*EXERCISE MATERIAL:*
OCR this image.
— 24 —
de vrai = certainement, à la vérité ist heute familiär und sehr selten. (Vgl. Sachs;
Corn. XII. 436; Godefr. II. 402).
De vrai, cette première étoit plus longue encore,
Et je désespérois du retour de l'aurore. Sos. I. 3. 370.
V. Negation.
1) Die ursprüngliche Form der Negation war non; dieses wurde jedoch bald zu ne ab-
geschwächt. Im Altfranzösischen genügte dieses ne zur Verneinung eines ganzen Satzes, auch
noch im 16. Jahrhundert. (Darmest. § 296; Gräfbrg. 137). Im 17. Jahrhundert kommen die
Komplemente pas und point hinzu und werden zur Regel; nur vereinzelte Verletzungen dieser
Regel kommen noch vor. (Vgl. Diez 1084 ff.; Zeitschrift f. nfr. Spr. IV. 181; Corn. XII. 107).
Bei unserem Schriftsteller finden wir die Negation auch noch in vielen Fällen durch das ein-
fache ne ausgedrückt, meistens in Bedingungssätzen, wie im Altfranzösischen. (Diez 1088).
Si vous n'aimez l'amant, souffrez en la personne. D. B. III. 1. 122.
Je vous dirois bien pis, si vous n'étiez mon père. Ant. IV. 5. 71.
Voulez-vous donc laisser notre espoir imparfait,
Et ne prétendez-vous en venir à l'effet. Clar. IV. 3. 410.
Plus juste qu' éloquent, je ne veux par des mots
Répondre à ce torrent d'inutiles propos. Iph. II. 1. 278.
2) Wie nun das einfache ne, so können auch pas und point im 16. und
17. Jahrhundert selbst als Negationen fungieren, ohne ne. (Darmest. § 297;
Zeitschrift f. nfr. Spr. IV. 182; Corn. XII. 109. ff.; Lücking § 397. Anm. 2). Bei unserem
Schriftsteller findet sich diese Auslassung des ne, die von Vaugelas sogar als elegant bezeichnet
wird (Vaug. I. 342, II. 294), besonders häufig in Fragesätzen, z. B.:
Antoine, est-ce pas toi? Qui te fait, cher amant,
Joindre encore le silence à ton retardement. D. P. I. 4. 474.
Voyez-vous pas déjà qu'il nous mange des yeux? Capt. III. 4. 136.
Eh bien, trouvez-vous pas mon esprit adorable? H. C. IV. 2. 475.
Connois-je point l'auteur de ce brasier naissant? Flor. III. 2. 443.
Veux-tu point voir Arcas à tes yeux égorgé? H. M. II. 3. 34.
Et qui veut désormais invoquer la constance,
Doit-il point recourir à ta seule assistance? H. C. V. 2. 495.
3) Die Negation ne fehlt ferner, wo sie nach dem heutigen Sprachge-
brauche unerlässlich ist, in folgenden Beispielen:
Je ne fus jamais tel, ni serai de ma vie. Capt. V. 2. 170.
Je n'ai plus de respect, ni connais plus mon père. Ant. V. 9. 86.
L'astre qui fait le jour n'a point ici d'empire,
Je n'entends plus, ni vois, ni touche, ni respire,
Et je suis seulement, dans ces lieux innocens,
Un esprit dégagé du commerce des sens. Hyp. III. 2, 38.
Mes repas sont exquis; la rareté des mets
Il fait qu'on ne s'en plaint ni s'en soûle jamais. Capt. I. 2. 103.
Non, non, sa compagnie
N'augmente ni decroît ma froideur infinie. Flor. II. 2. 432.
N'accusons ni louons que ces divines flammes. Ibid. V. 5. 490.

*EXERCISE GOAL:*
List every line from the entries above in which "amant" appears.

*EXERCISE OUTPUT:*
Si vous n'aimez l'amant, souffrez en la personne. D. B. III. 1. 122.
Antoine, est-ce pas toi? Qui te fait, cher amant,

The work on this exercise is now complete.